(Saved data entries)

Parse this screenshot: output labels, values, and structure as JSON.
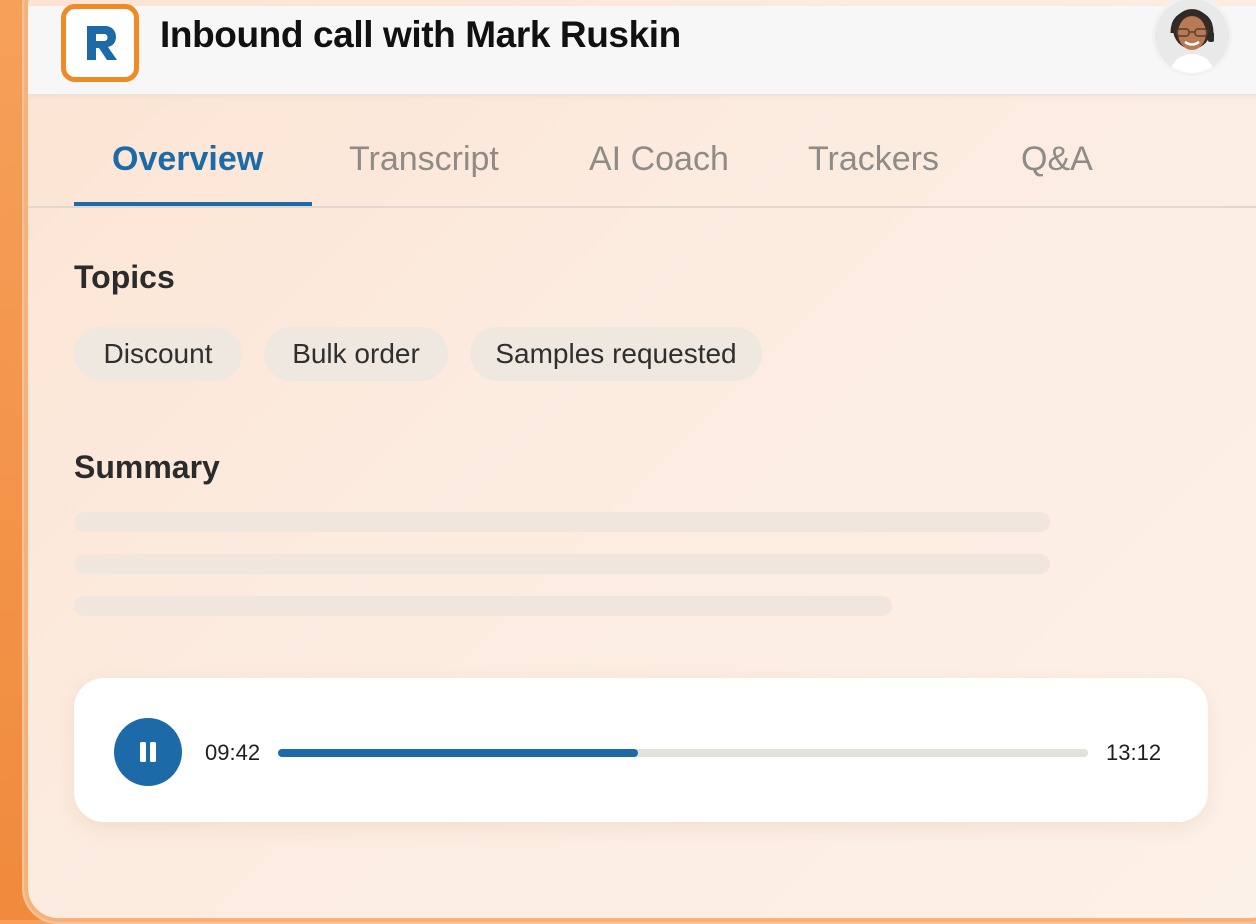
{
  "header": {
    "title": "Inbound call with Mark Ruskin",
    "logo_icon": "r-logo-icon",
    "avatar_icon": "agent-avatar-icon"
  },
  "tabs": [
    {
      "label": "Overview",
      "active": true
    },
    {
      "label": "Transcript",
      "active": false
    },
    {
      "label": "AI Coach",
      "active": false
    },
    {
      "label": "Trackers",
      "active": false
    },
    {
      "label": "Q&A",
      "active": false
    }
  ],
  "topics": {
    "title": "Topics",
    "chips": [
      "Discount",
      "Bulk order",
      "Samples requested"
    ]
  },
  "summary": {
    "title": "Summary"
  },
  "player": {
    "current_time": "09:42",
    "total_time": "13:12",
    "progress": 0.445,
    "control_icon": "pause-icon"
  },
  "colors": {
    "accent": "#1c6aa8",
    "brand_orange": "#f08a24",
    "background": "#fbe9dc"
  }
}
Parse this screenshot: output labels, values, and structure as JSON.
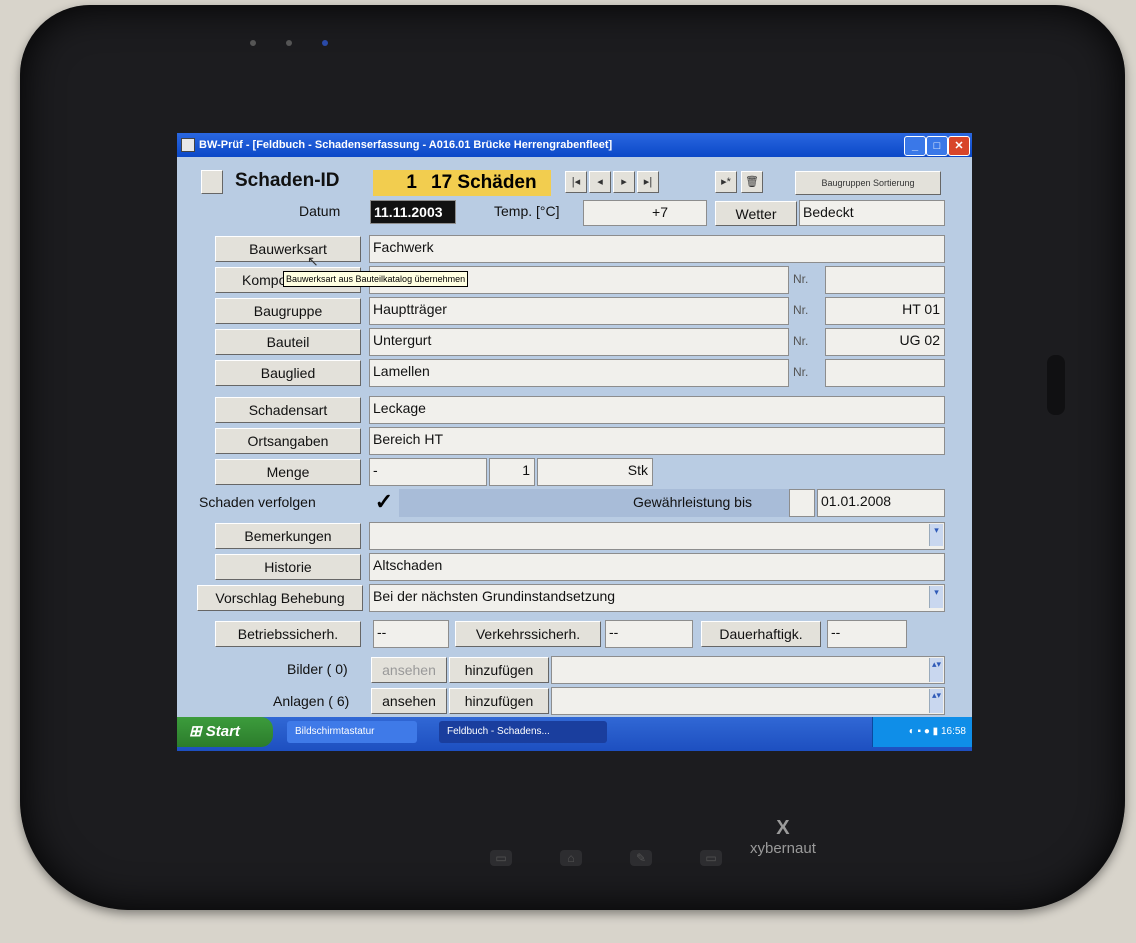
{
  "device": {
    "brand": "xybernaut",
    "logo": "X"
  },
  "window": {
    "title": "BW-Prüf - [Feldbuch - Schadenserfassung - A016.01 Brücke Herrengrabenfleet]"
  },
  "header": {
    "schaden_id_label": "Schaden-ID",
    "schaden_id_value": "1",
    "schaden_count": "17 Schäden",
    "nav_first": "|◂",
    "nav_prev": "◂",
    "nav_next": "▸",
    "nav_last": "▸|",
    "nav_new": "▸*",
    "nav_delete": "🗑",
    "baugruppen_sortierung": "Baugruppen Sortierung"
  },
  "datum": {
    "label": "Datum",
    "value": "11.11.2003"
  },
  "temp": {
    "label": "Temp. [°C]",
    "value": "+7"
  },
  "wetter": {
    "label": "Wetter",
    "value": "Bedeckt"
  },
  "rows": {
    "bauwerksart": {
      "label": "Bauwerksart",
      "value": "Fachwerk"
    },
    "komponente": {
      "label": "Kompon",
      "value": "",
      "nr": ""
    },
    "tooltip": "Bauwerksart aus Bauteilkatalog übernehmen",
    "baugruppe": {
      "label": "Baugruppe",
      "value": "Hauptträger",
      "nr": "HT 01"
    },
    "bauteil": {
      "label": "Bauteil",
      "value": "Untergurt",
      "nr": "UG 02"
    },
    "bauglied": {
      "label": "Bauglied",
      "value": "Lamellen",
      "nr": ""
    },
    "nr_label": "Nr.",
    "schadensart": {
      "label": "Schadensart",
      "value": "Leckage"
    },
    "ortsangaben": {
      "label": "Ortsangaben",
      "value": "Bereich HT"
    },
    "menge": {
      "label": "Menge",
      "value1": "-",
      "value2": "1",
      "unit": "Stk"
    },
    "verfolgen": {
      "label": "Schaden verfolgen",
      "check": "✓",
      "gewaehr_label": "Gewährleistung bis",
      "gewaehr_value": "01.01.2008"
    },
    "bemerkungen": {
      "label": "Bemerkungen",
      "value": ""
    },
    "historie": {
      "label": "Historie",
      "value": "Altschaden"
    },
    "vorschlag": {
      "label": "Vorschlag Behebung",
      "value": "Bei der nächsten Grundinstandsetzung"
    },
    "betriebs": {
      "label": "Betriebssicherh.",
      "value": "--"
    },
    "verkehrs": {
      "label": "Verkehrssicherh.",
      "value": "--"
    },
    "dauer": {
      "label": "Dauerhaftigk.",
      "value": "--"
    },
    "bilder": {
      "label": "Bilder ( 0)",
      "ansehen": "ansehen",
      "hinzufuegen": "hinzufügen"
    },
    "anlagen": {
      "label": "Anlagen ( 6)",
      "ansehen": "ansehen",
      "hinzufuegen": "hinzufügen"
    }
  },
  "taskbar": {
    "start": "Start",
    "task1": "Bildschirmtastatur",
    "task2": "Feldbuch - Schadens...",
    "clock": "16:58"
  },
  "colors": {
    "form_bg": "#b9cce3",
    "highlight": "#f2cd4f",
    "taskbar": "#1d4fc0"
  }
}
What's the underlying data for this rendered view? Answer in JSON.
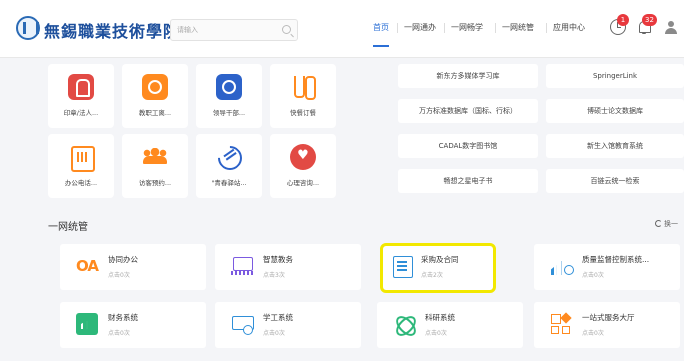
{
  "header": {
    "school_name": "無錫職業技術學院",
    "search_placeholder": "请输入",
    "nav": [
      "首页",
      "一网通办",
      "一网畅学",
      "一网统管",
      "应用中心"
    ],
    "notification_clock_count": "1",
    "notification_bell_count": "32"
  },
  "apps": [
    {
      "label": "印章/法人...",
      "icon": "stamp-icon"
    },
    {
      "label": "教职工离...",
      "icon": "teacher-icon"
    },
    {
      "label": "领导干部...",
      "icon": "leader-icon"
    },
    {
      "label": "快餐订餐",
      "icon": "fork-icon"
    },
    {
      "label": "办公电话...",
      "icon": "phone-icon"
    },
    {
      "label": "访客预约...",
      "icon": "visitor-icon"
    },
    {
      "label": "\"青春驿站...",
      "icon": "hands-icon"
    },
    {
      "label": "心理咨询...",
      "icon": "heart-icon"
    }
  ],
  "databases": [
    "新东方多媒体学习库",
    "SpringerLink",
    "万方标准数据库（国标、行标）",
    "博硕士论文数据库",
    "CADAL数字图书馆",
    "新生入馆教育系统",
    "畅想之星电子书",
    "百链云统一检索"
  ],
  "section": {
    "title": "一网统管",
    "switch_label": "换一"
  },
  "systems": [
    {
      "name": "协同办公",
      "stat": "点击0次",
      "icon": "oa-icon",
      "icon_text": "OA"
    },
    {
      "name": "智慧教务",
      "stat": "点击3次",
      "icon": "edu-icon"
    },
    {
      "name": "采购及合同",
      "stat": "点击2次",
      "icon": "purchase-icon",
      "highlighted": true
    },
    {
      "name": "质量监督控制系统...",
      "stat": "点击0次",
      "icon": "quality-icon"
    },
    {
      "name": "财务系统",
      "stat": "点击0次",
      "icon": "finance-icon"
    },
    {
      "name": "学工系统",
      "stat": "点击0次",
      "icon": "student-icon"
    },
    {
      "name": "科研系统",
      "stat": "点击0次",
      "icon": "research-icon"
    },
    {
      "name": "一站式服务大厅",
      "stat": "点击0次",
      "icon": "service-icon"
    }
  ],
  "colors": {
    "brand_blue": "#1d4f9c",
    "active_nav": "#2b6fd6",
    "badge_red": "#e8383d",
    "highlight_yellow": "#f2e800"
  }
}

CHALLENGE:
Your answer should be one number: how many lines in the material above contain the string "verfolgen".

THE ANSWER:
2